[Dataset items]
------------------------------------------------
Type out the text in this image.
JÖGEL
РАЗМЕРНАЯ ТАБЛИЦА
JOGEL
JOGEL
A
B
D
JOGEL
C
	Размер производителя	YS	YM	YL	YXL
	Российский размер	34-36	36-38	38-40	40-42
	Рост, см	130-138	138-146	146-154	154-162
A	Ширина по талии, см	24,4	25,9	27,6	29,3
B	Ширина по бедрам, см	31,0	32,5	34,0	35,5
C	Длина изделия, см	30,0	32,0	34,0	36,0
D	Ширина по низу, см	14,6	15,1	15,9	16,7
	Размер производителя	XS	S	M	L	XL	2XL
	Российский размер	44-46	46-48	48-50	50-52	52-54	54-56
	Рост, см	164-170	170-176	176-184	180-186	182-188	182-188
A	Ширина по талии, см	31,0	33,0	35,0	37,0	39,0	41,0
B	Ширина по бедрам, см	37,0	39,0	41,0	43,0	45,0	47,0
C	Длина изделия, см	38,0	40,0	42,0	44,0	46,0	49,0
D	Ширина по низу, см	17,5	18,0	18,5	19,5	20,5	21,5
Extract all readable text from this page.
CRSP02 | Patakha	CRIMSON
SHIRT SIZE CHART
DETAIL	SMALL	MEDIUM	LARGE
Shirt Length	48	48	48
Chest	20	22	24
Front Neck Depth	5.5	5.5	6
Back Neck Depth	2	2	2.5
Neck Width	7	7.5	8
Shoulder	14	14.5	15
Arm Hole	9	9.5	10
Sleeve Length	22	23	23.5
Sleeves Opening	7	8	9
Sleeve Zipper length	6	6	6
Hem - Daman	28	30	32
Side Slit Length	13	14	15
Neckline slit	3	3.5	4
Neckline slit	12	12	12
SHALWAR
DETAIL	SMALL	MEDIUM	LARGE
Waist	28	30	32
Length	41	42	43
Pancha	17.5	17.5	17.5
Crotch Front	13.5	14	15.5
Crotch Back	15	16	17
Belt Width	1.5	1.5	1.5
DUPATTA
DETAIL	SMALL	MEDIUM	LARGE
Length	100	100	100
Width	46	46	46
------------------------------------------------
[WORK TO BE COMPLETED] Find the line containing "Extract all readable text from this page.". Reproduce it exactly, along with every line after it through the last.

[WRITTEN REPLY]
Extract all readable text from this page.
CRSP02 | Patakha	CRIMSON
SHIRT SIZE CHART
DETAIL	SMALL	MEDIUM	LARGE
Shirt Length	48	48	48
Chest	20	22	24
Front Neck Depth	5.5	5.5	6
Back Neck Depth	2	2	2.5
Neck Width	7	7.5	8
Shoulder	14	14.5	15
Arm Hole	9	9.5	10
Sleeve Length	22	23	23.5
Sleeves Opening	7	8	9
Sleeve Zipper length	6	6	6
Hem - Daman	28	30	32
Side Slit Length	13	14	15
Neckline slit	3	3.5	4
Neckline slit	12	12	12
SHALWAR
DETAIL	SMALL	MEDIUM	LARGE
Waist	28	30	32
Length	41	42	43
Pancha	17.5	17.5	17.5
Crotch Front	13.5	14	15.5
Crotch Back	15	16	17
Belt Width	1.5	1.5	1.5
DUPATTA
DETAIL	SMALL	MEDIUM	LARGE
Length	100	100	100
Width	46	46	46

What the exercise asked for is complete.